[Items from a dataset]
>>
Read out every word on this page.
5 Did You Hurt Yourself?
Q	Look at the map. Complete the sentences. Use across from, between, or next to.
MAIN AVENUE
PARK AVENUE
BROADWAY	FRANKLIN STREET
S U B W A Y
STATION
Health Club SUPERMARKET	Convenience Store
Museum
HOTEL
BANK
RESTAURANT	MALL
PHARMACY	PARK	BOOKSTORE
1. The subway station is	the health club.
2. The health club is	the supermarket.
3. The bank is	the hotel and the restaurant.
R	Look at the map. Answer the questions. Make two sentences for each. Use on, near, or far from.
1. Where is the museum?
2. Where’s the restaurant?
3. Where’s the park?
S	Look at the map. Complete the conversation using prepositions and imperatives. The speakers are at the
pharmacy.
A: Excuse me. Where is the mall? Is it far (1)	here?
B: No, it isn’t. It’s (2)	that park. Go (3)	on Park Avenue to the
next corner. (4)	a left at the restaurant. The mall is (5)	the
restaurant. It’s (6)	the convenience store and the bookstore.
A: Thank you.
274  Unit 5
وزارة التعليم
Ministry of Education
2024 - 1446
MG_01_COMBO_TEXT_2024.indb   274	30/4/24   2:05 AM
<<
_SET TASK_
What is needed here is an exact reproduction of all the entries.

_FULL SOLUTION_
Read out every word on this page.
5 Did You Hurt Yourself?
Q	Look at the map. Complete the sentences. Use across from, between, or next to.
MAIN AVENUE
PARK AVENUE
BROADWAY	FRANKLIN STREET
S U B W A Y
STATION
Health Club SUPERMARKET	Convenience Store
Museum
HOTEL
BANK
RESTAURANT	MALL
PHARMACY	PARK	BOOKSTORE
1. The subway station is	the health club.
2. The health club is	the supermarket.
3. The bank is	the hotel and the restaurant.
R	Look at the map. Answer the questions. Make two sentences for each. Use on, near, or far from.
1. Where is the museum?
2. Where’s the restaurant?
3. Where’s the park?
S	Look at the map. Complete the conversation using prepositions and imperatives. The speakers are at the
pharmacy.
A: Excuse me. Where is the mall? Is it far (1)	here?
B: No, it isn’t. It’s (2)	that park. Go (3)	on Park Avenue to the
next corner. (4)	a left at the restaurant. The mall is (5)	the
restaurant. It’s (6)	the convenience store and the bookstore.
A: Thank you.
274  Unit 5
وزارة التعليم
Ministry of Education
2024 - 1446
MG_01_COMBO_TEXT_2024.indb   274	30/4/24   2:05 AM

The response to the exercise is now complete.